**SET EXERCISE**
List each line of the data that holds the string "勾股大数据".

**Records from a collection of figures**

:::::

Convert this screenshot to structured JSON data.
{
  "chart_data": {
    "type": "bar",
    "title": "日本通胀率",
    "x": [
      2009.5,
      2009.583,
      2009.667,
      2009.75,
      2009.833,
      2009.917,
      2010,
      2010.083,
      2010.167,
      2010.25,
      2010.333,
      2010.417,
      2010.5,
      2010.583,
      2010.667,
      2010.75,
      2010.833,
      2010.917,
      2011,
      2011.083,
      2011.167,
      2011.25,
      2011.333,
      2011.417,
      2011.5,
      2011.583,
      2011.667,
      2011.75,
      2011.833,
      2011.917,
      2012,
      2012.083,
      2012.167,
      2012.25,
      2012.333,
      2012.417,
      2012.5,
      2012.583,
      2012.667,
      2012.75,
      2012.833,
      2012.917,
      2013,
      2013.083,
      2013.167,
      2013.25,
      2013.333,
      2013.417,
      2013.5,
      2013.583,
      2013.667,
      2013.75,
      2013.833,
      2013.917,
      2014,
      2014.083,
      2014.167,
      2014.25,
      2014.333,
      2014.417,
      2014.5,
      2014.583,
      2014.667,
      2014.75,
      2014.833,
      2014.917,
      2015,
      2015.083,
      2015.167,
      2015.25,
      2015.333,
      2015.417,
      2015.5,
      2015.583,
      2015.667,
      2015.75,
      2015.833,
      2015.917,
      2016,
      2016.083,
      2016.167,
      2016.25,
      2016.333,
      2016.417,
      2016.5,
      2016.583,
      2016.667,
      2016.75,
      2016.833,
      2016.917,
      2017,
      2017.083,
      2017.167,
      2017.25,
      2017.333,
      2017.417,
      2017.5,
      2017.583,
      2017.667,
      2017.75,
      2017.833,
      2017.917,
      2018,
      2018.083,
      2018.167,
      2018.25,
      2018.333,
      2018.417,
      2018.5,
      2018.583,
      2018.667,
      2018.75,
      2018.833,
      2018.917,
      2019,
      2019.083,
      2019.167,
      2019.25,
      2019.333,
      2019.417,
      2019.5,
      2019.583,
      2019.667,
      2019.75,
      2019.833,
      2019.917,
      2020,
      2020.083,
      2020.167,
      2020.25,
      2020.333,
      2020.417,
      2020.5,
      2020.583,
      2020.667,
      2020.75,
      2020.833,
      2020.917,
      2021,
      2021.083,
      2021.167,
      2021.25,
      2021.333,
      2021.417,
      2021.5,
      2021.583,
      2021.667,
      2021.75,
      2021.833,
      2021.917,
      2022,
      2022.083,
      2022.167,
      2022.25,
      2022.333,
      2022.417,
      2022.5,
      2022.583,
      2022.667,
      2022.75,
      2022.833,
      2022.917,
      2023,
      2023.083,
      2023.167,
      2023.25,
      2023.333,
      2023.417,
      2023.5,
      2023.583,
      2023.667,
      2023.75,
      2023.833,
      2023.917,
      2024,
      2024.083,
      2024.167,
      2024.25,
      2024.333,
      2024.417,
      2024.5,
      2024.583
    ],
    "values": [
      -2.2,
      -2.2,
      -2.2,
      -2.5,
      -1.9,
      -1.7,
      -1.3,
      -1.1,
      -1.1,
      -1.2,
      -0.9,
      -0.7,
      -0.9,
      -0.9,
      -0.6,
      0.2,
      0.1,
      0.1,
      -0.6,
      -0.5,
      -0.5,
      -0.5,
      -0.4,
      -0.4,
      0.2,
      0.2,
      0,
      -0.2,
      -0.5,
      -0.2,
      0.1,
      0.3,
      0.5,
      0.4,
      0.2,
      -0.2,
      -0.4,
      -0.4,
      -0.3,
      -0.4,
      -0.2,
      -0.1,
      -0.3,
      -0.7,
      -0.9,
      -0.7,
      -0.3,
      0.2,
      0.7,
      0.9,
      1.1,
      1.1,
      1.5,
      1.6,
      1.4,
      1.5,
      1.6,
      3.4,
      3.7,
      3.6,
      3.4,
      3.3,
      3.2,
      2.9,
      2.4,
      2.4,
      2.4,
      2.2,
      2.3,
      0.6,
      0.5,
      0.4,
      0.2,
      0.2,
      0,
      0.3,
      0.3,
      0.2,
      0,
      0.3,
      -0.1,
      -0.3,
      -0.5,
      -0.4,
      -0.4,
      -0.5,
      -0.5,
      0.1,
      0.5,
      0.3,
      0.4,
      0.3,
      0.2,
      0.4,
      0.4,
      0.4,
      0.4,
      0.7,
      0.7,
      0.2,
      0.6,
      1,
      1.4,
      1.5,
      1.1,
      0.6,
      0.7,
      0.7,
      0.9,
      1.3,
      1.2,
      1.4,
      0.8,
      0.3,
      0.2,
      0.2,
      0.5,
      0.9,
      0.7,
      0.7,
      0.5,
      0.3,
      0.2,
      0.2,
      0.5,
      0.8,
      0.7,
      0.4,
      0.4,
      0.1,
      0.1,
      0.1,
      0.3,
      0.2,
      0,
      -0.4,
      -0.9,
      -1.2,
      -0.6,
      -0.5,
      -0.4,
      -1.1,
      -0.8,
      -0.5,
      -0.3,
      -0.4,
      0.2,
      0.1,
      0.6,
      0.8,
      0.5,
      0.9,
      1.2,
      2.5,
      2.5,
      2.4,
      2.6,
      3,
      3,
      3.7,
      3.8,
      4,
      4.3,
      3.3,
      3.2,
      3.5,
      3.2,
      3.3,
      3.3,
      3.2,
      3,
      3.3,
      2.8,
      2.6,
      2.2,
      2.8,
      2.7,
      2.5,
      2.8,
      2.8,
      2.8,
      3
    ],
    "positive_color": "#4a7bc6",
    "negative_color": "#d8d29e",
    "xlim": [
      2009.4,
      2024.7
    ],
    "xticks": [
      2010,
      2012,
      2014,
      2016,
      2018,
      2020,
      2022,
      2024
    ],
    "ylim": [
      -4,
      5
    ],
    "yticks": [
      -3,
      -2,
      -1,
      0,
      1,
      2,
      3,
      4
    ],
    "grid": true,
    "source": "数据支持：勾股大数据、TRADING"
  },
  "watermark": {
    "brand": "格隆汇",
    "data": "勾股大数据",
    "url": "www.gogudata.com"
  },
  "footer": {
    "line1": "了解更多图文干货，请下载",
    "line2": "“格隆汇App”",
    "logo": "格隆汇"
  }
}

:::::

**EXERCISE ANSWER**
    "source": "数据支持：勾股大数据、TRADING"
    "data": "勾股大数据",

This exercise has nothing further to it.